Find the word "мебель" in the data. Return every line where it appears.

_EXERCISE MATERIALS_
☆ ☆ ☆ ☆ ☆ ☆ ☆

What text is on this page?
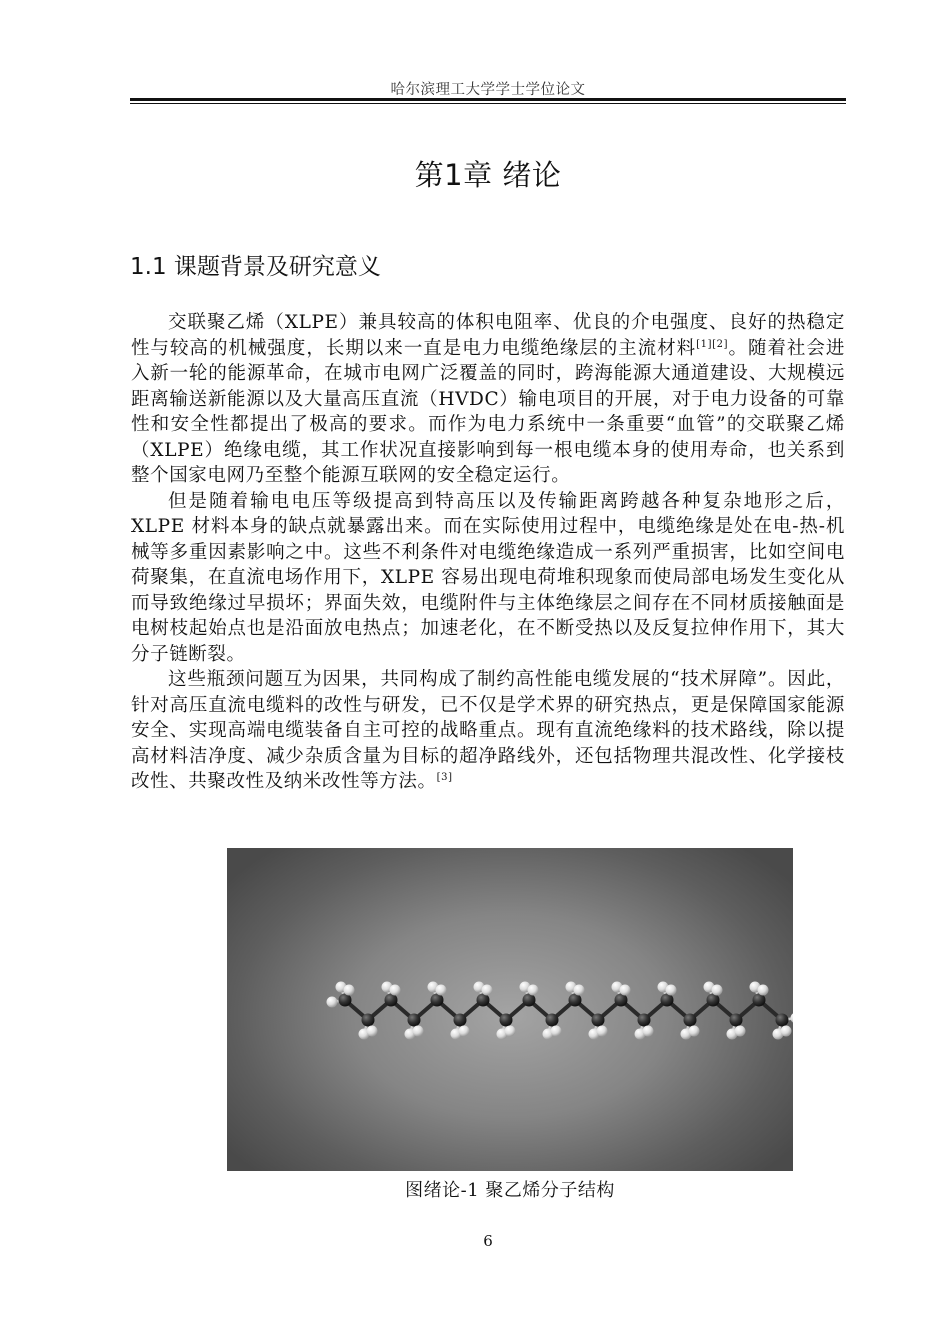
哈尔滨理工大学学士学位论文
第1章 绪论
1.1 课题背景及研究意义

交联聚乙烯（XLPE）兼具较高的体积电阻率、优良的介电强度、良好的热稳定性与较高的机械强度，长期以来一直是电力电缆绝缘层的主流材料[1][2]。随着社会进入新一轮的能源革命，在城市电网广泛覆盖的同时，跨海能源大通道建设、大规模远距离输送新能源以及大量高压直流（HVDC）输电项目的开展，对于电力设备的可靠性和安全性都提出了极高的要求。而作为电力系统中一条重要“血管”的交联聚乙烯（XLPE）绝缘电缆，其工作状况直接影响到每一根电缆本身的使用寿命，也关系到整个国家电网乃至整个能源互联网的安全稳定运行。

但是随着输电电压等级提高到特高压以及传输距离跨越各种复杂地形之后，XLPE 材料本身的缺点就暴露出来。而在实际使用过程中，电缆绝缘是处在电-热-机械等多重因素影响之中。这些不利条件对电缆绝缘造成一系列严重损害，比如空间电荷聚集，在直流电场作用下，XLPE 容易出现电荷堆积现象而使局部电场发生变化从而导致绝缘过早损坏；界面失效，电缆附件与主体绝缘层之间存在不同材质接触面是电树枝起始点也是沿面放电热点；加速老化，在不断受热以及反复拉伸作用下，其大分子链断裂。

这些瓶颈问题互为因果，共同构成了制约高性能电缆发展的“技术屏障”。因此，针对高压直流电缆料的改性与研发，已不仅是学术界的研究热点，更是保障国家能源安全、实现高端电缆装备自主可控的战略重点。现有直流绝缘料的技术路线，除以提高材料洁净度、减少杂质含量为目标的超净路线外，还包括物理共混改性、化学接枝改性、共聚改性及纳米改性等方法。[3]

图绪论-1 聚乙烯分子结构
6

☆ ☆ ☆ ☆ ☆ ☆ ☆

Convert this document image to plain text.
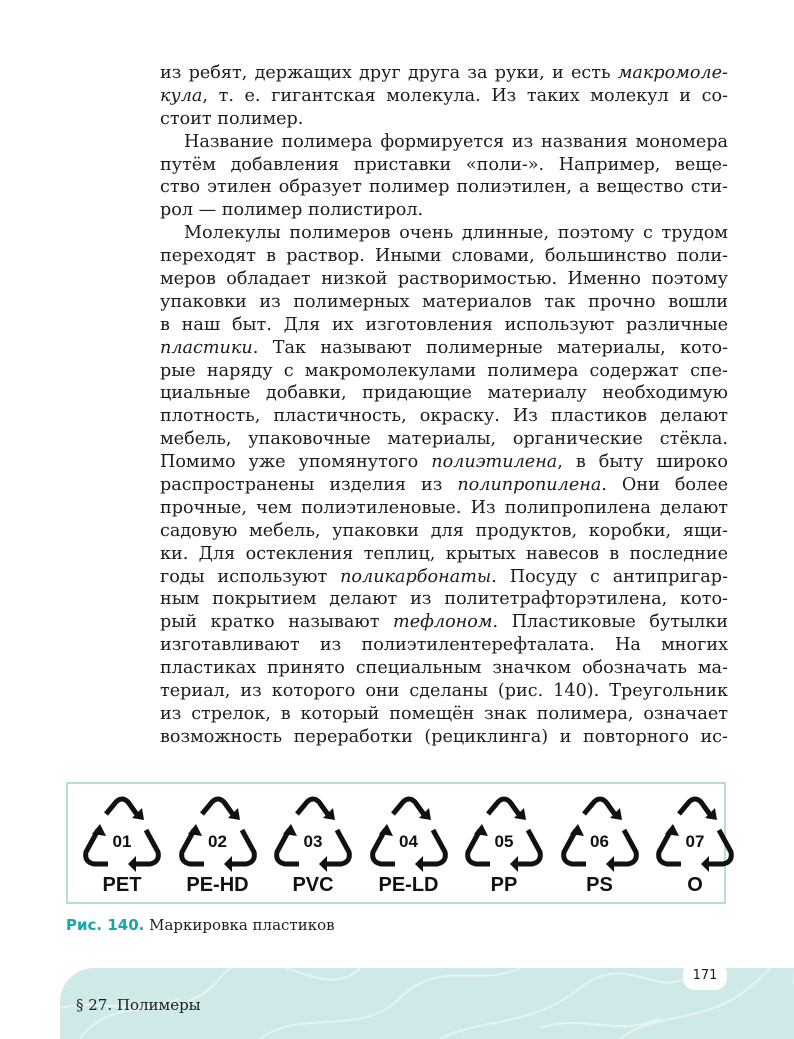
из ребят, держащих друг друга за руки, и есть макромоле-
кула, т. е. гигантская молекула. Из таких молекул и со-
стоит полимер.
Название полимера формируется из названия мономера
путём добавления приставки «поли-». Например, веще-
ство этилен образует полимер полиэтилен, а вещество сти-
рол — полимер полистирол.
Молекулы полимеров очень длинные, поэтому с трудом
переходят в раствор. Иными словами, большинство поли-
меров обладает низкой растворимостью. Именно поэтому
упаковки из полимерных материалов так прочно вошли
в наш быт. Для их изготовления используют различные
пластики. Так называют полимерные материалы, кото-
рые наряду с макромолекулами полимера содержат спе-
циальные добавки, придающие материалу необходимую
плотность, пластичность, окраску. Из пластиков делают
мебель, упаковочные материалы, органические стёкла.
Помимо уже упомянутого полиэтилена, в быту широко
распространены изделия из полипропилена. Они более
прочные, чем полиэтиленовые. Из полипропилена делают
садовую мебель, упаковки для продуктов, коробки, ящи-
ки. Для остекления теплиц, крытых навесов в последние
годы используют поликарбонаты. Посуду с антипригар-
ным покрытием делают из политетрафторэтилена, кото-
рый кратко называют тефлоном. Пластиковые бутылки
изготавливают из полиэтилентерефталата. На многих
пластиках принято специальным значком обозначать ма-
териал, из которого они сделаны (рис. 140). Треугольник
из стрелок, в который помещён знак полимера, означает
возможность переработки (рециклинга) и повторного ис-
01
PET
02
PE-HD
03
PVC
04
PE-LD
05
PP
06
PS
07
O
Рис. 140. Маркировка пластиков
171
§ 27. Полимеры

☆ ☆ ☆ ☆ ☆ ☆ ☆

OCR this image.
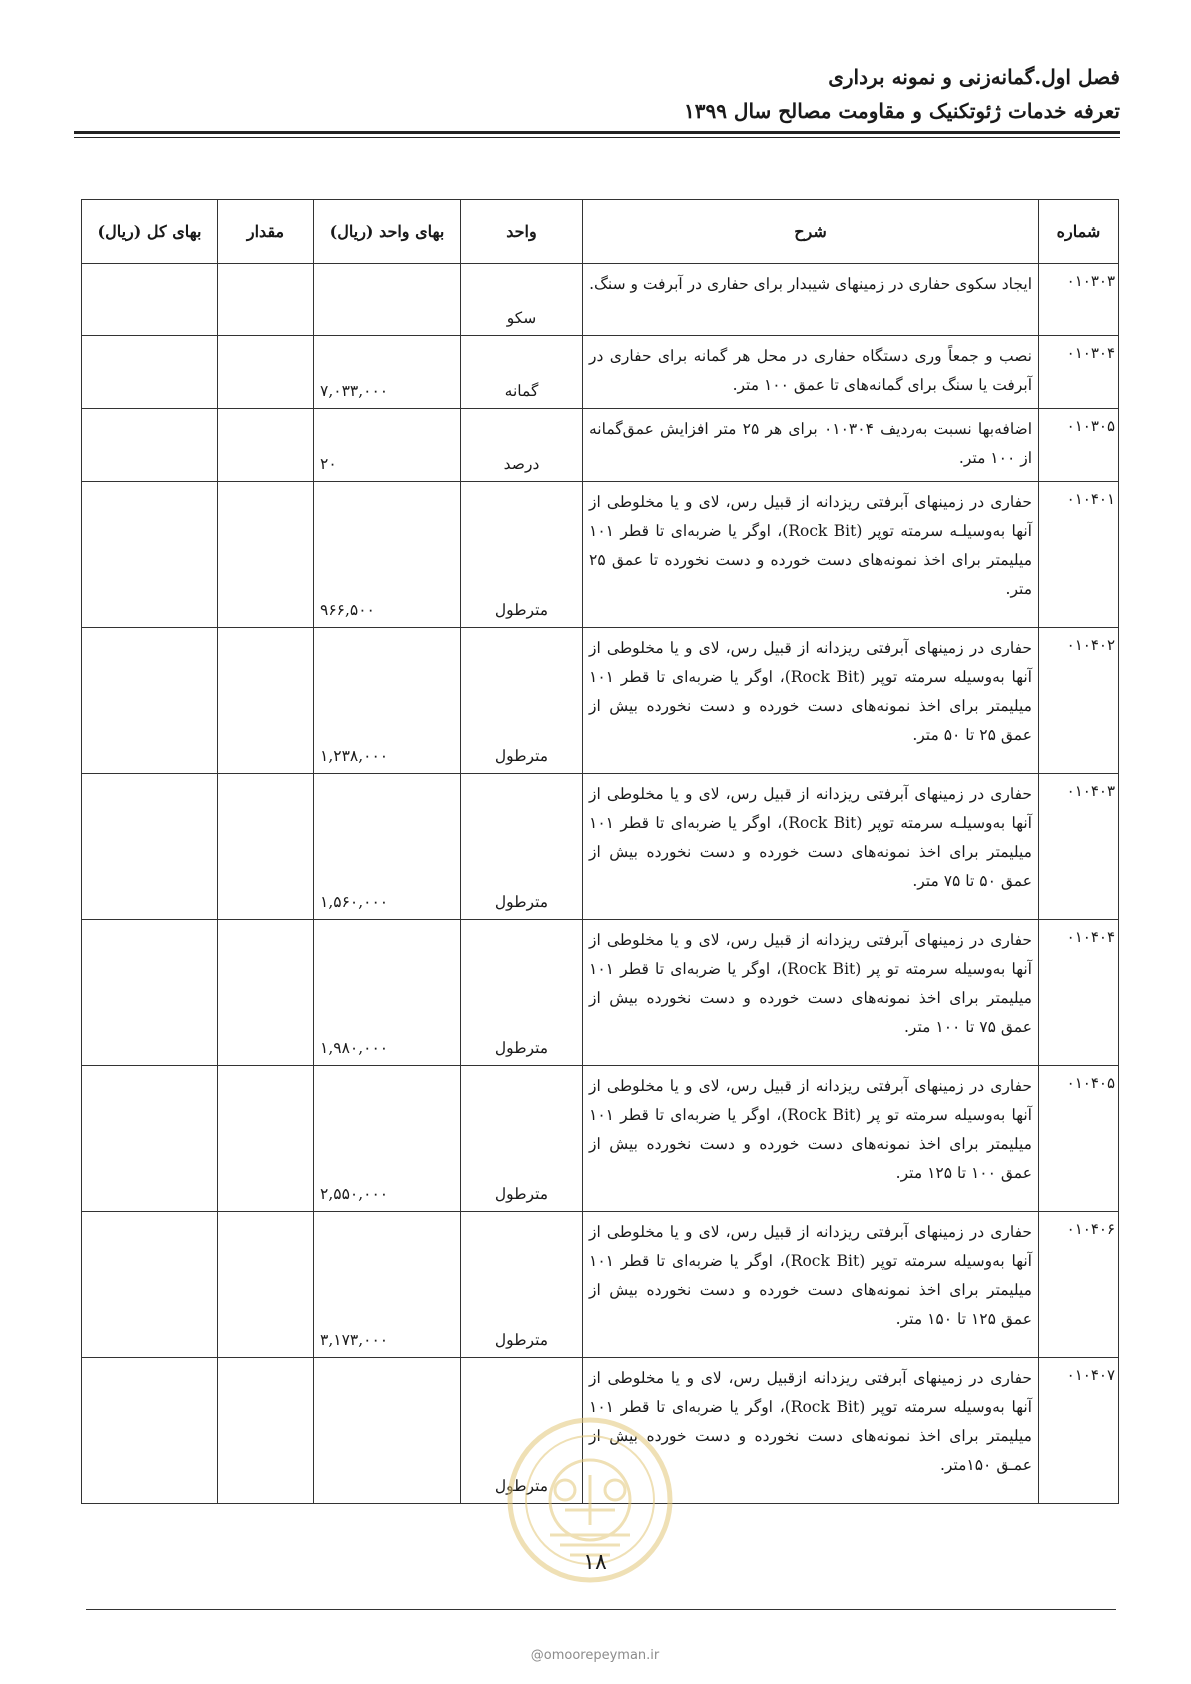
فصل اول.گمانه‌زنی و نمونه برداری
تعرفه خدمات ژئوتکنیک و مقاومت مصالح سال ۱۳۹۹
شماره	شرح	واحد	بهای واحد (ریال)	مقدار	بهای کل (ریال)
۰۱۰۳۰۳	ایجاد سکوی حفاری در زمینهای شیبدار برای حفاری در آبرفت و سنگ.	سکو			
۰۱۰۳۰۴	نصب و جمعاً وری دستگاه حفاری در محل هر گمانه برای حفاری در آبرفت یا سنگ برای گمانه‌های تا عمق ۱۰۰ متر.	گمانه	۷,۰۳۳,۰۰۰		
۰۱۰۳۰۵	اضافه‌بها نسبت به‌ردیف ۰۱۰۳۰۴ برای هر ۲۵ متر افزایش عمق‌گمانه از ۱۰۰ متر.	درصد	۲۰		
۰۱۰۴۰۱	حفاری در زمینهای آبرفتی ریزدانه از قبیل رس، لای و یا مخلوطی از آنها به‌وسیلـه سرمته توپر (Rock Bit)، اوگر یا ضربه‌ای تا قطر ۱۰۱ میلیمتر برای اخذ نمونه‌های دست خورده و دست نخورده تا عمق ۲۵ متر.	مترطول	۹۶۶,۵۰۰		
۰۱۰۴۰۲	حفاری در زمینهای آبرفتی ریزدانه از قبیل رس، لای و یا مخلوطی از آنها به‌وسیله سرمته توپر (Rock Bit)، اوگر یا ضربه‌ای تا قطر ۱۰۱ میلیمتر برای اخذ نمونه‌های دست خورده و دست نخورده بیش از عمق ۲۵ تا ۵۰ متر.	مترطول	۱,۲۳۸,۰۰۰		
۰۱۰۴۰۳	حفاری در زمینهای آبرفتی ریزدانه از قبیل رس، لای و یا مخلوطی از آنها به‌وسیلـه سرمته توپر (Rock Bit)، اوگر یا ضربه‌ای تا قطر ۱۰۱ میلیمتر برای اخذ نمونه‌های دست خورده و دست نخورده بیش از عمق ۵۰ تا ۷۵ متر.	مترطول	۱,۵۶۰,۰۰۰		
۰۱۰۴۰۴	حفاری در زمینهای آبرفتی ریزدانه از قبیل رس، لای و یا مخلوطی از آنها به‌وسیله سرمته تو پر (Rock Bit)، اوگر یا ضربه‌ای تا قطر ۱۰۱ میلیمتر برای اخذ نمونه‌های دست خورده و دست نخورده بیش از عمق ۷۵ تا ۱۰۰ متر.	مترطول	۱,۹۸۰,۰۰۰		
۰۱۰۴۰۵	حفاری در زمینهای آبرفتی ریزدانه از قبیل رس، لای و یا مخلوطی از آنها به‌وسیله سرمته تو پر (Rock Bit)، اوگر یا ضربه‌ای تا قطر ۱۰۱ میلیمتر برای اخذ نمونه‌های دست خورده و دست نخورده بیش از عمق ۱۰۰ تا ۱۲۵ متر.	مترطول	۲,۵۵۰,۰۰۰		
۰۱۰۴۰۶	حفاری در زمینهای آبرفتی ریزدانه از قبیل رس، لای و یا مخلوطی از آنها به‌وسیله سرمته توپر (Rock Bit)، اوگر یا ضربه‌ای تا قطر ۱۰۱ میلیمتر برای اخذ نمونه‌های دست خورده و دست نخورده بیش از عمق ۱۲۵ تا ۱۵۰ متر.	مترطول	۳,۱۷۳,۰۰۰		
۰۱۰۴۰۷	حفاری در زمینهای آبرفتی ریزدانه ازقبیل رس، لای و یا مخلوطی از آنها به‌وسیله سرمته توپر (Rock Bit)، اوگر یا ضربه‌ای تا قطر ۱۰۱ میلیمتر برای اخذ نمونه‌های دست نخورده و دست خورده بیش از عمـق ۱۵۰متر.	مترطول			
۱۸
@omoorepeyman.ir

☆ ☆ ☆ ☆ ☆ ☆ ☆

_WRITTEN RESPONSE_
мебель, упаковочные материалы, органические стёкла.
садовую мебель, упаковки для продуктов, коробки, ящи-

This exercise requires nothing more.